**TASK STATEMENT:**
Write out the entire listing below exactly as it appears, minus any pictures.

--- START DATASET CONTENT ---

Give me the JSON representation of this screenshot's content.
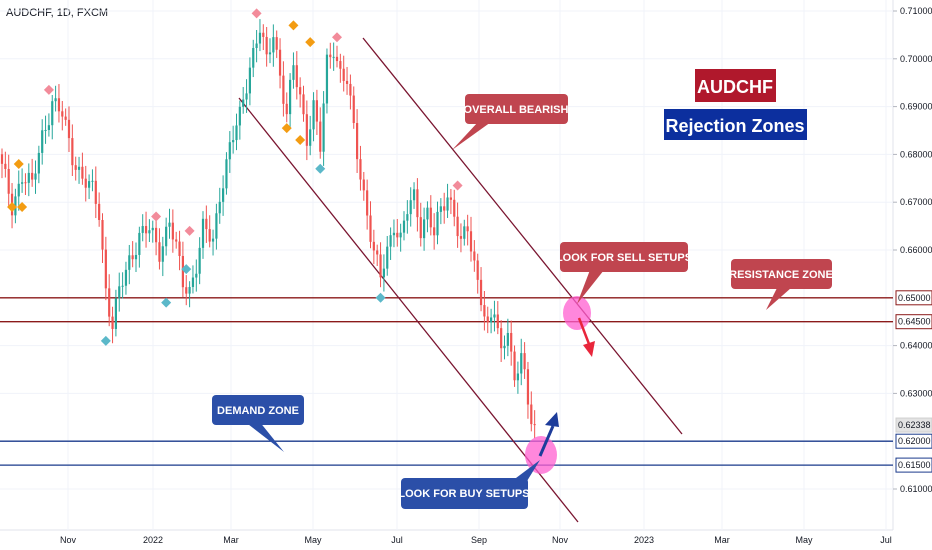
{
  "symbol_label": "AUDCHF, 1D, FXCM",
  "colors": {
    "bull": "#26a69a",
    "bear": "#ef5350",
    "resistance_line": "#8b1a1a",
    "demand_line": "#1a3a8b",
    "channel": "#7a1530",
    "callout_red": "#c0454f",
    "callout_blue": "#2b4fa8",
    "title_red": "#b0182c",
    "title_blue": "#0c2f9e",
    "marker_pink": "#f28b9a",
    "marker_orange": "#f39c12",
    "marker_teal": "#5bb8c9",
    "highlight_pink": "#ff5fd0",
    "arrow_red": "#e8263b",
    "arrow_blue": "#1d3c9a"
  },
  "title": {
    "line1": "AUDCHF",
    "line2": "Rejection Zones"
  },
  "callouts": {
    "overall_bearish": "OVERALL BEARISH",
    "sell_setups": "LOOK FOR SELL SETUPS",
    "resistance_zone": "RESISTANCE ZONE",
    "demand_zone": "DEMAND ZONE",
    "buy_setups": "LOOK FOR BUY SETUPS"
  },
  "chart_data": {
    "type": "candlestick",
    "y_axis": {
      "min": 0.6,
      "max": 0.712,
      "ticks": [
        "0.71000",
        "0.70000",
        "0.69000",
        "0.68000",
        "0.67000",
        "0.66000",
        "0.64000",
        "0.63000",
        "0.61000"
      ]
    },
    "x_axis": {
      "ticks": [
        "Nov",
        "2022",
        "Mar",
        "May",
        "Jul",
        "Sep",
        "Nov",
        "2023",
        "Mar",
        "May",
        "Jul"
      ]
    },
    "price_tags": [
      {
        "label": "0.65000",
        "value": 0.65,
        "style": "resistance"
      },
      {
        "label": "0.64500",
        "value": 0.645,
        "style": "resistance"
      },
      {
        "label": "0.62338",
        "value": 0.62338,
        "style": "last"
      },
      {
        "label": "0.62000",
        "value": 0.62,
        "style": "demand"
      },
      {
        "label": "0.61500",
        "value": 0.615,
        "style": "demand"
      }
    ],
    "resistance_zone": [
      0.645,
      0.65
    ],
    "demand_zone": [
      0.615,
      0.62
    ],
    "last_price": 0.62338,
    "price_path": [
      [
        0,
        0.677
      ],
      [
        3,
        0.669
      ],
      [
        6,
        0.676
      ],
      [
        9,
        0.673
      ],
      [
        12,
        0.684
      ],
      [
        15,
        0.691
      ],
      [
        18,
        0.688
      ],
      [
        21,
        0.68
      ],
      [
        24,
        0.675
      ],
      [
        27,
        0.672
      ],
      [
        29,
        0.668
      ],
      [
        31,
        0.652
      ],
      [
        33,
        0.644
      ],
      [
        35,
        0.651
      ],
      [
        38,
        0.658
      ],
      [
        41,
        0.663
      ],
      [
        44,
        0.664
      ],
      [
        47,
        0.66
      ],
      [
        50,
        0.666
      ],
      [
        52,
        0.66
      ],
      [
        54,
        0.653
      ],
      [
        56,
        0.652
      ],
      [
        58,
        0.657
      ],
      [
        60,
        0.664
      ],
      [
        63,
        0.662
      ],
      [
        65,
        0.672
      ],
      [
        68,
        0.681
      ],
      [
        71,
        0.688
      ],
      [
        74,
        0.699
      ],
      [
        77,
        0.706
      ],
      [
        79,
        0.699
      ],
      [
        81,
        0.706
      ],
      [
        83,
        0.697
      ],
      [
        85,
        0.688
      ],
      [
        87,
        0.698
      ],
      [
        89,
        0.692
      ],
      [
        91,
        0.684
      ],
      [
        93,
        0.69
      ],
      [
        95,
        0.681
      ],
      [
        97,
        0.699
      ],
      [
        99,
        0.703
      ],
      [
        101,
        0.697
      ],
      [
        103,
        0.695
      ],
      [
        105,
        0.685
      ],
      [
        107,
        0.676
      ],
      [
        109,
        0.668
      ],
      [
        111,
        0.659
      ],
      [
        113,
        0.654
      ],
      [
        115,
        0.66
      ],
      [
        117,
        0.666
      ],
      [
        119,
        0.662
      ],
      [
        121,
        0.668
      ],
      [
        123,
        0.671
      ],
      [
        125,
        0.665
      ],
      [
        127,
        0.668
      ],
      [
        129,
        0.663
      ],
      [
        131,
        0.668
      ],
      [
        133,
        0.672
      ],
      [
        135,
        0.668
      ],
      [
        137,
        0.661
      ],
      [
        139,
        0.664
      ],
      [
        141,
        0.657
      ],
      [
        143,
        0.651
      ],
      [
        145,
        0.643
      ],
      [
        147,
        0.647
      ],
      [
        149,
        0.638
      ],
      [
        151,
        0.645
      ],
      [
        153,
        0.632
      ],
      [
        155,
        0.638
      ],
      [
        157,
        0.627
      ],
      [
        159,
        0.624
      ]
    ],
    "markers": [
      {
        "type": "high",
        "color": "pink",
        "i": 14,
        "price": 0.6935
      },
      {
        "type": "high",
        "color": "orange",
        "i": 5,
        "price": 0.678
      },
      {
        "type": "low",
        "color": "orange",
        "i": 3,
        "price": 0.669
      },
      {
        "type": "low",
        "color": "orange",
        "i": 6,
        "price": 0.669
      },
      {
        "type": "low",
        "color": "teal",
        "i": 31,
        "price": 0.641
      },
      {
        "type": "high",
        "color": "pink",
        "i": 46,
        "price": 0.667
      },
      {
        "type": "low",
        "color": "teal",
        "i": 49,
        "price": 0.649
      },
      {
        "type": "high",
        "color": "pink",
        "i": 56,
        "price": 0.664
      },
      {
        "type": "low",
        "color": "teal",
        "i": 55,
        "price": 0.656
      },
      {
        "type": "high",
        "color": "pink",
        "i": 76,
        "price": 0.7095
      },
      {
        "type": "high",
        "color": "orange",
        "i": 87,
        "price": 0.707
      },
      {
        "type": "high",
        "color": "orange",
        "i": 92,
        "price": 0.7035
      },
      {
        "type": "low",
        "color": "orange",
        "i": 85,
        "price": 0.6855
      },
      {
        "type": "low",
        "color": "orange",
        "i": 89,
        "price": 0.683
      },
      {
        "type": "low",
        "color": "teal",
        "i": 95,
        "price": 0.677
      },
      {
        "type": "high",
        "color": "pink",
        "i": 100,
        "price": 0.7045
      },
      {
        "type": "low",
        "color": "teal",
        "i": 113,
        "price": 0.65
      },
      {
        "type": "high",
        "color": "pink",
        "i": 136,
        "price": 0.6735
      }
    ],
    "channel_lines": [
      {
        "from": [
          363,
          38
        ],
        "to": [
          682,
          434
        ]
      },
      {
        "from": [
          239,
          98
        ],
        "to": [
          578,
          522
        ]
      }
    ]
  }
}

--- END DATASET CONTENT ---

**EXERCISE RESULT:**
Give me the JSON representation of this screenshot's content.
{
  "symbol_label": "AUDCHF, 1D, FXCM",
  "colors": {
    "bull": "#26a69a",
    "bear": "#ef5350",
    "resistance_line": "#8b1a1a",
    "demand_line": "#1a3a8b",
    "channel": "#7a1530",
    "callout_red": "#c0454f",
    "callout_blue": "#2b4fa8",
    "title_red": "#b0182c",
    "title_blue": "#0c2f9e",
    "marker_pink": "#f28b9a",
    "marker_orange": "#f39c12",
    "marker_teal": "#5bb8c9",
    "highlight_pink": "#ff5fd0",
    "arrow_red": "#e8263b",
    "arrow_blue": "#1d3c9a"
  },
  "title": {
    "line1": "AUDCHF",
    "line2": "Rejection Zones"
  },
  "callouts": {
    "overall_bearish": "OVERALL BEARISH",
    "sell_setups": "LOOK FOR SELL SETUPS",
    "resistance_zone": "RESISTANCE ZONE",
    "demand_zone": "DEMAND ZONE",
    "buy_setups": "LOOK FOR BUY SETUPS"
  },
  "chart_data": {
    "type": "candlestick",
    "y_axis": {
      "min": 0.6,
      "max": 0.712,
      "ticks": [
        "0.71000",
        "0.70000",
        "0.69000",
        "0.68000",
        "0.67000",
        "0.66000",
        "0.64000",
        "0.63000",
        "0.61000"
      ]
    },
    "x_axis": {
      "ticks": [
        "Nov",
        "2022",
        "Mar",
        "May",
        "Jul",
        "Sep",
        "Nov",
        "2023",
        "Mar",
        "May",
        "Jul"
      ]
    },
    "price_tags": [
      {
        "label": "0.65000",
        "value": 0.65,
        "style": "resistance"
      },
      {
        "label": "0.64500",
        "value": 0.645,
        "style": "resistance"
      },
      {
        "label": "0.62338",
        "value": 0.62338,
        "style": "last"
      },
      {
        "label": "0.62000",
        "value": 0.62,
        "style": "demand"
      },
      {
        "label": "0.61500",
        "value": 0.615,
        "style": "demand"
      }
    ],
    "resistance_zone": [
      0.645,
      0.65
    ],
    "demand_zone": [
      0.615,
      0.62
    ],
    "last_price": 0.62338,
    "price_path": [
      [
        0,
        0.677
      ],
      [
        3,
        0.669
      ],
      [
        6,
        0.676
      ],
      [
        9,
        0.673
      ],
      [
        12,
        0.684
      ],
      [
        15,
        0.691
      ],
      [
        18,
        0.688
      ],
      [
        21,
        0.68
      ],
      [
        24,
        0.675
      ],
      [
        27,
        0.672
      ],
      [
        29,
        0.668
      ],
      [
        31,
        0.652
      ],
      [
        33,
        0.644
      ],
      [
        35,
        0.651
      ],
      [
        38,
        0.658
      ],
      [
        41,
        0.663
      ],
      [
        44,
        0.664
      ],
      [
        47,
        0.66
      ],
      [
        50,
        0.666
      ],
      [
        52,
        0.66
      ],
      [
        54,
        0.653
      ],
      [
        56,
        0.652
      ],
      [
        58,
        0.657
      ],
      [
        60,
        0.664
      ],
      [
        63,
        0.662
      ],
      [
        65,
        0.672
      ],
      [
        68,
        0.681
      ],
      [
        71,
        0.688
      ],
      [
        74,
        0.699
      ],
      [
        77,
        0.706
      ],
      [
        79,
        0.699
      ],
      [
        81,
        0.706
      ],
      [
        83,
        0.697
      ],
      [
        85,
        0.688
      ],
      [
        87,
        0.698
      ],
      [
        89,
        0.692
      ],
      [
        91,
        0.684
      ],
      [
        93,
        0.69
      ],
      [
        95,
        0.681
      ],
      [
        97,
        0.699
      ],
      [
        99,
        0.703
      ],
      [
        101,
        0.697
      ],
      [
        103,
        0.695
      ],
      [
        105,
        0.685
      ],
      [
        107,
        0.676
      ],
      [
        109,
        0.668
      ],
      [
        111,
        0.659
      ],
      [
        113,
        0.654
      ],
      [
        115,
        0.66
      ],
      [
        117,
        0.666
      ],
      [
        119,
        0.662
      ],
      [
        121,
        0.668
      ],
      [
        123,
        0.671
      ],
      [
        125,
        0.665
      ],
      [
        127,
        0.668
      ],
      [
        129,
        0.663
      ],
      [
        131,
        0.668
      ],
      [
        133,
        0.672
      ],
      [
        135,
        0.668
      ],
      [
        137,
        0.661
      ],
      [
        139,
        0.664
      ],
      [
        141,
        0.657
      ],
      [
        143,
        0.651
      ],
      [
        145,
        0.643
      ],
      [
        147,
        0.647
      ],
      [
        149,
        0.638
      ],
      [
        151,
        0.645
      ],
      [
        153,
        0.632
      ],
      [
        155,
        0.638
      ],
      [
        157,
        0.627
      ],
      [
        159,
        0.624
      ]
    ],
    "markers": [
      {
        "type": "high",
        "color": "pink",
        "i": 14,
        "price": 0.6935
      },
      {
        "type": "high",
        "color": "orange",
        "i": 5,
        "price": 0.678
      },
      {
        "type": "low",
        "color": "orange",
        "i": 3,
        "price": 0.669
      },
      {
        "type": "low",
        "color": "orange",
        "i": 6,
        "price": 0.669
      },
      {
        "type": "low",
        "color": "teal",
        "i": 31,
        "price": 0.641
      },
      {
        "type": "high",
        "color": "pink",
        "i": 46,
        "price": 0.667
      },
      {
        "type": "low",
        "color": "teal",
        "i": 49,
        "price": 0.649
      },
      {
        "type": "high",
        "color": "pink",
        "i": 56,
        "price": 0.664
      },
      {
        "type": "low",
        "color": "teal",
        "i": 55,
        "price": 0.656
      },
      {
        "type": "high",
        "color": "pink",
        "i": 76,
        "price": 0.7095
      },
      {
        "type": "high",
        "color": "orange",
        "i": 87,
        "price": 0.707
      },
      {
        "type": "high",
        "color": "orange",
        "i": 92,
        "price": 0.7035
      },
      {
        "type": "low",
        "color": "orange",
        "i": 85,
        "price": 0.6855
      },
      {
        "type": "low",
        "color": "orange",
        "i": 89,
        "price": 0.683
      },
      {
        "type": "low",
        "color": "teal",
        "i": 95,
        "price": 0.677
      },
      {
        "type": "high",
        "color": "pink",
        "i": 100,
        "price": 0.7045
      },
      {
        "type": "low",
        "color": "teal",
        "i": 113,
        "price": 0.65
      },
      {
        "type": "high",
        "color": "pink",
        "i": 136,
        "price": 0.6735
      }
    ],
    "channel_lines": [
      {
        "from": [
          363,
          38
        ],
        "to": [
          682,
          434
        ]
      },
      {
        "from": [
          239,
          98
        ],
        "to": [
          578,
          522
        ]
      }
    ]
  }
}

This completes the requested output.